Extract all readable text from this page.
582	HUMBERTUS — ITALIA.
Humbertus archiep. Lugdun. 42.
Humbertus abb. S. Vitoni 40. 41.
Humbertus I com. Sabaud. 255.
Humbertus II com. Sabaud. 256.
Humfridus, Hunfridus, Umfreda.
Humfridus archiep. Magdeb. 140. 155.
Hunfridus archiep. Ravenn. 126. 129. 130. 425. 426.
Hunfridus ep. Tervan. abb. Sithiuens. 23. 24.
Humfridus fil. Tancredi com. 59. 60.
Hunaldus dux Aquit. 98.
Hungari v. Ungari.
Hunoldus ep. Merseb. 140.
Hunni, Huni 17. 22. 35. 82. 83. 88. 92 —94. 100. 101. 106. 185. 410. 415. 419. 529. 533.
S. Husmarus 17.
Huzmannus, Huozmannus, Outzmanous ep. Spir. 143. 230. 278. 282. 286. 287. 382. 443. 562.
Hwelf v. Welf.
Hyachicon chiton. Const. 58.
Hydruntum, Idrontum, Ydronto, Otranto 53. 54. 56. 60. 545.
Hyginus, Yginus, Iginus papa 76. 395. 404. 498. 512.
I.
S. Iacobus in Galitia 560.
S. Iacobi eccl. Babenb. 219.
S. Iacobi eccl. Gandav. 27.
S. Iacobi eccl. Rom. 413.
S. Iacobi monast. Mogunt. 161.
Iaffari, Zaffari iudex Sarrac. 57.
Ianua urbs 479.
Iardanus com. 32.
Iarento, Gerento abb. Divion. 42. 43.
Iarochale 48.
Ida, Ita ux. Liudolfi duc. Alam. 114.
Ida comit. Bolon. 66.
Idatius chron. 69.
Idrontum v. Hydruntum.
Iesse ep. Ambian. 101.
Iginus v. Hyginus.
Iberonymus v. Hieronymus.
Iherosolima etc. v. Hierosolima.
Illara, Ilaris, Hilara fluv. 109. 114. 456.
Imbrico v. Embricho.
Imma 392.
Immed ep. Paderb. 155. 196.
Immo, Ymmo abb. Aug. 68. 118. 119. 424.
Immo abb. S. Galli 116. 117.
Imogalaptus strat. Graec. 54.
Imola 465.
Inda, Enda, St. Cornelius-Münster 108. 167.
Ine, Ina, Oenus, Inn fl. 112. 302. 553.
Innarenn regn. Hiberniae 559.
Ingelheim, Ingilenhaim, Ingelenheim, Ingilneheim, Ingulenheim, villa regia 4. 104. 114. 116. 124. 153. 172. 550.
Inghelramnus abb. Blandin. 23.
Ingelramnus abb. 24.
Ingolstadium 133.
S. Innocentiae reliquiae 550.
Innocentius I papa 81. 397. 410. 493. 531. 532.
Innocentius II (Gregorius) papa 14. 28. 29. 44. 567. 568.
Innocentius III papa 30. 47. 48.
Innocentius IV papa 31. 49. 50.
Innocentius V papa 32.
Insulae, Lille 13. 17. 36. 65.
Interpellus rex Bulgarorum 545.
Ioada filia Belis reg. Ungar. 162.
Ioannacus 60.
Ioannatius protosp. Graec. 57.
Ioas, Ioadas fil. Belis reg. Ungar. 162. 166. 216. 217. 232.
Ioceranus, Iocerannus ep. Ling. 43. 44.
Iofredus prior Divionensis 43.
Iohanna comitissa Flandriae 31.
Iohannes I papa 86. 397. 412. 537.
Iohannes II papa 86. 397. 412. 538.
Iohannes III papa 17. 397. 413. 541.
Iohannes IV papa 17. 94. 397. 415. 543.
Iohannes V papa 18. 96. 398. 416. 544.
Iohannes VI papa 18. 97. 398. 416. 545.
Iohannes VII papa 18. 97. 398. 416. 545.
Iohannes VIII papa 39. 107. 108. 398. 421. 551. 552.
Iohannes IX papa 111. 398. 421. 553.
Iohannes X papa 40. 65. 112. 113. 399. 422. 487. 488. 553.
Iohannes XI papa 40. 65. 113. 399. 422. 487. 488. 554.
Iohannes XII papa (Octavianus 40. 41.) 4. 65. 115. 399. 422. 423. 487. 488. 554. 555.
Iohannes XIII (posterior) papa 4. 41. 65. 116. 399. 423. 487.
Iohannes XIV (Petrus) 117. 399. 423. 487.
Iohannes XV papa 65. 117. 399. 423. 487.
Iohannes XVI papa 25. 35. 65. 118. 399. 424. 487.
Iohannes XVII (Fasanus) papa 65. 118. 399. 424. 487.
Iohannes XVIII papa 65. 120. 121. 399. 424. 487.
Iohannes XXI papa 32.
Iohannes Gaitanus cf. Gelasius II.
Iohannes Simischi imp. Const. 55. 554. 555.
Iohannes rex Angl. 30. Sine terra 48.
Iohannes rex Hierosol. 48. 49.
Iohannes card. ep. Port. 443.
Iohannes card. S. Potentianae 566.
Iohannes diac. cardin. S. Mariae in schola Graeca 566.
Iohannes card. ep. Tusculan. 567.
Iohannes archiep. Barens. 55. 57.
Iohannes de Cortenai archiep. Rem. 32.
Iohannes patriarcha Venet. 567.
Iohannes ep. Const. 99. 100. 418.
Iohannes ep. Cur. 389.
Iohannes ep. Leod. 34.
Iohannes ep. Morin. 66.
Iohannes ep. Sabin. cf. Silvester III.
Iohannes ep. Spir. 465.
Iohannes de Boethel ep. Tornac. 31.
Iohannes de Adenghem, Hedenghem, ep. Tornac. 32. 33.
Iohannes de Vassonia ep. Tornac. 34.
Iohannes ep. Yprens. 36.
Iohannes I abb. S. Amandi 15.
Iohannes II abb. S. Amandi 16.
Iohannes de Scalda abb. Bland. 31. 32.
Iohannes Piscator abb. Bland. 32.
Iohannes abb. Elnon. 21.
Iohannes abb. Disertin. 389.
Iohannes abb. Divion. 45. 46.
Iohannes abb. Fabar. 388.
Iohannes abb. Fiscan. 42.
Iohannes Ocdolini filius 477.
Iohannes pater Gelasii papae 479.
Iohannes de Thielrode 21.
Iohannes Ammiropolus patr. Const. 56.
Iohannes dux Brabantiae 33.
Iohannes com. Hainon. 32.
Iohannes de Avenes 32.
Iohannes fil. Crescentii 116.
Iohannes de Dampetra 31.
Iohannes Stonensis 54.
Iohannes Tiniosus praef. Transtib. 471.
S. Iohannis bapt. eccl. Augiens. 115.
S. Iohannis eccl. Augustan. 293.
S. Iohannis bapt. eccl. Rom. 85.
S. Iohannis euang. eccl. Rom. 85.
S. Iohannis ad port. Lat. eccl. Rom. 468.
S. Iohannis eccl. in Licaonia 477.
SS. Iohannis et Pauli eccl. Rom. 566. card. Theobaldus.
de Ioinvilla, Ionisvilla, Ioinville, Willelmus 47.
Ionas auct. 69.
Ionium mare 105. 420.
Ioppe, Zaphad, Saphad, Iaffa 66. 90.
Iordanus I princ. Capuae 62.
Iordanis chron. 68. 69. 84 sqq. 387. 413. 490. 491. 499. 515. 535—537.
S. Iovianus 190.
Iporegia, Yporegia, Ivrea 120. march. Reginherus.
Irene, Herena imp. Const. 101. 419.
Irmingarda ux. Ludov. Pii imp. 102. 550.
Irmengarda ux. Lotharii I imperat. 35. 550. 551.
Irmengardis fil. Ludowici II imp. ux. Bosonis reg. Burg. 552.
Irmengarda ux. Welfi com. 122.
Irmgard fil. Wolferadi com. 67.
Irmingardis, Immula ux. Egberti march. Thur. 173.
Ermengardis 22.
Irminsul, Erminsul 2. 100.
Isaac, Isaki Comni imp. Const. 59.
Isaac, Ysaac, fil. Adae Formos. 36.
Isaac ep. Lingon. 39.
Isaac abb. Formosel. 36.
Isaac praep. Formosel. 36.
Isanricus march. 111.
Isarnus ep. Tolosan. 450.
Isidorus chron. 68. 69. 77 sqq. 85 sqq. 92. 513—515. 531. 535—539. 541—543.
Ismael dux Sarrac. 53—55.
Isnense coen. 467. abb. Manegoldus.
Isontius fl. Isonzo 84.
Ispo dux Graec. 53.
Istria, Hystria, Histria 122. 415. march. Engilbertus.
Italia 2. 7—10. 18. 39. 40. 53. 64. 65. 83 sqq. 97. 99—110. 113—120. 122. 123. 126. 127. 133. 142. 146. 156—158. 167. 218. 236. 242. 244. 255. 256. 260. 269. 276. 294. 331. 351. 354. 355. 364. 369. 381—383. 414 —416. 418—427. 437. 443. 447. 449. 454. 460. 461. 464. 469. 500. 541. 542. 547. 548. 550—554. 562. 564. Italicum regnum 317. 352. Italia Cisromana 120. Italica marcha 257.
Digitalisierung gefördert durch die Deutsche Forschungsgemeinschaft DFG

=-=-=

EXERCISE DETAILS: Copy each line of the records that contains the word "Irmengarda".

FINAL RESULT:
Irmengarda ux. Lotharii I imperat. 35. 550. 551.
Irmengarda ux. Welfi com. 122.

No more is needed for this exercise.